● **USING THE INFORMATION**
1. Please copy the stretch from "Kailati Union (কৈলাটি" through "leprosy control centre." in the Kailati Union article word for word.
2. According to the Kailati Union article, in what year did Kalmakanda become an upazila?
3. Extend the Kailati Union article, picking up after its final sentence.

● **READING PASSAGE**
- Kailati Union Location in Bangladesh
- Coordinates: 25°02′14″N 90°55′04″E﻿ / ﻿25.037149°N 90.917760°E
- Country: Bangladesh
- Division: Mymensingh Division
- District: Netrokona District
- Upazila: Kalmakanda Upazila

Population (2022)
- • Total: 42,422
- Time zone: UTC+6 (BST)

= Kailati Union =

Kailati Union (কৈলাটি ইউনিয়ন) is a union parishad under Kalmakanda Upazila of Netrokona District in northern Bangladesh

==Area Overview==
Kalmakanda Thana (police station) was established in 1941 and it became an upazila in 1983. Bulk of the people in the upazila depend on agriculture for a living. The upazila has one health complex, two satellite clinics, eight family planning centres and a TB and leprosy control centre.

● **SOURCE DATA**
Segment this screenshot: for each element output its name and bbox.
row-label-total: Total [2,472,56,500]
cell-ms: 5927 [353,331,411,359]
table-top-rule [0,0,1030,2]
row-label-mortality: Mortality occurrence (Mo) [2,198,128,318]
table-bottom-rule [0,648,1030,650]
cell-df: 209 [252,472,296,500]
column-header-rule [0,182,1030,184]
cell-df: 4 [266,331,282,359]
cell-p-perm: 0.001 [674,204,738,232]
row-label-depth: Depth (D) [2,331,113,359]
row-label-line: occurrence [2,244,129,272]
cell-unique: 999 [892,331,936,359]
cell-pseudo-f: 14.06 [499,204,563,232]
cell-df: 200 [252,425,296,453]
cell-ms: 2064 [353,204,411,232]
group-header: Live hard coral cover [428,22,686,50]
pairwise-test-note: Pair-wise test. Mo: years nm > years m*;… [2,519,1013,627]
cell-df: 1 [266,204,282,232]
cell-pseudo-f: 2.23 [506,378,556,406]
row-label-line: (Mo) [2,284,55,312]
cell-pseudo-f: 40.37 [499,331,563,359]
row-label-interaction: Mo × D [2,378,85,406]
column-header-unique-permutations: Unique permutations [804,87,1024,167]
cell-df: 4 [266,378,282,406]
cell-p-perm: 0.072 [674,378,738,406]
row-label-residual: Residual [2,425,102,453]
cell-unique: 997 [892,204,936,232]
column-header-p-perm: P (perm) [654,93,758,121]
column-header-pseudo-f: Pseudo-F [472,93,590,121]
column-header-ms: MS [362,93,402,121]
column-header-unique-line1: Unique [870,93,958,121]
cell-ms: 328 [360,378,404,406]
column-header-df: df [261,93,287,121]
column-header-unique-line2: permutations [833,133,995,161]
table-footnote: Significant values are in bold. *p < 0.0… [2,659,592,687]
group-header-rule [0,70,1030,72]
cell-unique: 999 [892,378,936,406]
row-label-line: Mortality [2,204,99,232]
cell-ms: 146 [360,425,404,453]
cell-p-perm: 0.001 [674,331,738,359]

● **ANSWERS FOR EACH ITEM**
1.
Kailati Union (কৈলাটি ইউনিয়ন) is a union parishad under Kalmakanda Upazila of Netrokona District in northern Bangladesh

==Area Overview==
Kalmakanda Thana (police station) was established in 1941 and it became an upazila in 1983. Bulk of the people in the upazila depend on agriculture for a living. The upazila has one health complex, two satellite clinics, eight family planning centres and a TB and leprosy control centre.

2. 1983

3.
==Geography==
Kailati Union has an area of 13,199 acres.

==Demographics==
According to the 2022 Bangladeshi census, Kailati Union had 9,676 households with a total population of 42,422 of which 20,875 were males and 21,545 females. Muslims numbered 40,420, Hindus 1,999.

Kailati Union had a literacy rate of 34.2 %.